- _What you will do_:
Retype the listing below line for line, keeping every character unchanged.

- _Task input_:
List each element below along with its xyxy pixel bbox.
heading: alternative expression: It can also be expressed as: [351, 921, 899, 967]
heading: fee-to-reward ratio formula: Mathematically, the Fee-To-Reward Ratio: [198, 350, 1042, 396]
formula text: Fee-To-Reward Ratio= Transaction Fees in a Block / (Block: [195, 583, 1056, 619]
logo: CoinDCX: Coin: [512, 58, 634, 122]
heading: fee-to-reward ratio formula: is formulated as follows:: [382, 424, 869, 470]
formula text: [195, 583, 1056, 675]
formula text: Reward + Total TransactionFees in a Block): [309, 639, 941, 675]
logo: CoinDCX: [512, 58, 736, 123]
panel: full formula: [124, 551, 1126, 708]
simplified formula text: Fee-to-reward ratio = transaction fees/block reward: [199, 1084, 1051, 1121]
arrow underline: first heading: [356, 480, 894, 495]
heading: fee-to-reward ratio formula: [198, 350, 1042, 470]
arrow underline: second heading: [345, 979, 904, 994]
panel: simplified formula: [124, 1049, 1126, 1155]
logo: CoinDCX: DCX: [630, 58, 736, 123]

- _Response to the task_:
List each element below along with its xyxy pixel bbox.
heading: alternative expression: It can also be expressed as: [351, 921, 899, 967]
heading: fee-to-reward ratio formula: Mathematically, the Fee-To-Reward Ratio: [198, 350, 1042, 396]
formula text: Fee-To-Reward Ratio= Transaction Fees in a Block / (Block: [195, 583, 1056, 619]
logo: CoinDCX: Coin: [512, 58, 634, 122]
heading: fee-to-reward ratio formula: is formulated as follows:: [382, 424, 869, 470]
formula text: [195, 583, 1056, 675]
formula text: Reward + Total TransactionFees in a Block): [309, 639, 941, 675]
logo: CoinDCX: [512, 58, 736, 123]
panel: full formula: [124, 551, 1126, 708]
simplified formula text: Fee-to-reward ratio = transaction fees/block reward: [199, 1084, 1051, 1121]
arrow underline: first heading: [356, 480, 894, 495]
heading: fee-to-reward ratio formula: [198, 350, 1042, 470]
arrow underline: second heading: [345, 979, 904, 994]
panel: simplified formula: [124, 1049, 1126, 1155]
logo: CoinDCX: DCX: [630, 58, 736, 123]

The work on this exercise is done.